◆ **Task**
Convert every line of the records below into a Markdown table with two columns, Row and Line, numbering the rows and skipping blank lines. Leave the pictures out of the table.

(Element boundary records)
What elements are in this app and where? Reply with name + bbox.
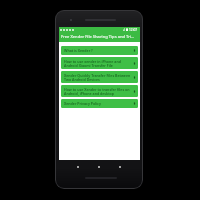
staticText: How to use Xender to transfer files on A… bbox=[64, 87, 130, 96]
staticText: 12:07 bbox=[129, 28, 138, 32]
staticText: How to use xender in iPhone and Android … bbox=[64, 59, 121, 68]
staticText: Xender Quickly Transfer Files Between Tw… bbox=[64, 73, 131, 82]
staticText: Xender Privacy Policy bbox=[64, 101, 101, 106]
button[interactable]: What is Xender ? bbox=[61, 46, 138, 55]
button[interactable]: How to use Xender to transfer files on A… bbox=[61, 85, 138, 97]
staticText: What is Xender ? bbox=[64, 48, 93, 53]
button[interactable]: How to use xender in iPhone and Android … bbox=[61, 57, 138, 69]
button[interactable]: Xender Privacy Policy bbox=[61, 99, 138, 108]
other: Open bbox=[133, 49, 136, 52]
other: Open bbox=[133, 102, 136, 105]
button[interactable]: Xender Quickly Transfer Files Between Tw… bbox=[61, 71, 138, 83]
other: Open bbox=[133, 90, 136, 93]
other: Open bbox=[133, 62, 136, 65]
other: Open bbox=[133, 76, 136, 79]
staticText: Free Xender File Sharing Tips and Tri... bbox=[61, 34, 135, 40]
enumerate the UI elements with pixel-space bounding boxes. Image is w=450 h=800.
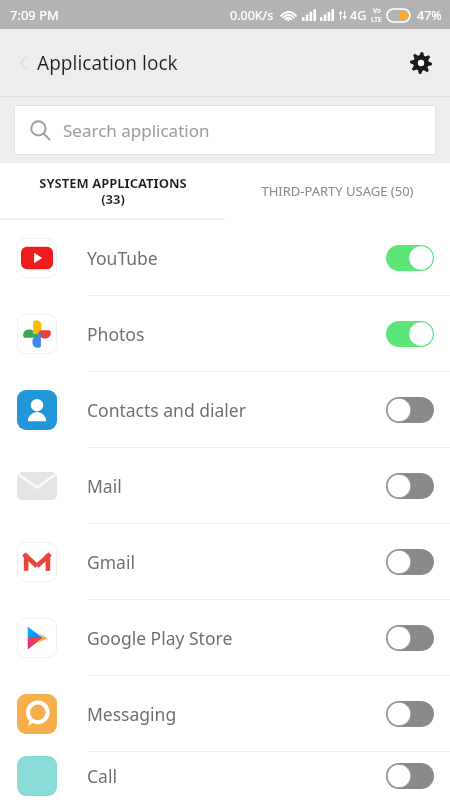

◆ **Expected output**
| Row | Line |
|---|---|
| 1 | What elements are in this app and where? Reply with name + bbox. |
| 2 | staticText: How to use Xender to transfer files on A… bbox=[64, 87, 130, 96] |
| 3 | staticText: 12:07 bbox=[129, 28, 138, 32] |
| 4 | staticText: How to use xender in iPhone and Android … bbox=[64, 59, 121, 68] |
| 5 | staticText: Xender Quickly Transfer Files Between Tw… bbox=[64, 73, 131, 82] |
| 6 | staticText: Xender Privacy Policy bbox=[64, 101, 101, 106] |
| 7 | button[interactable]: What is Xender ? bbox=[61, 46, 138, 55] |
| 8 | button[interactable]: How to use Xender to transfer files on A… bbox=[61, 85, 138, 97] |
| 9 | staticText: What is Xender ? bbox=[64, 48, 93, 53] |
| 10 | button[interactable]: How to use xender in iPhone and Android … bbox=[61, 57, 138, 69] |
| 11 | button[interactable]: Xender Privacy Policy bbox=[61, 99, 138, 108] |
| 12 | other: Open bbox=[133, 49, 136, 52] |
| 13 | other: Open bbox=[133, 102, 136, 105] |
| 14 | button[interactable]: Xender Quickly Transfer Files Between Tw… bbox=[61, 71, 138, 83] |
| 15 | other: Open bbox=[133, 90, 136, 93] |
| 16 | other: Open bbox=[133, 62, 136, 65] |
| 17 | other: Open bbox=[133, 76, 136, 79] |
| 18 | staticText: Free Xender File Sharing Tips and Tri... bbox=[61, 34, 135, 40] |
| 19 | enumerate the UI elements with pixel-space bounding boxes. Image is w=450 h=800. |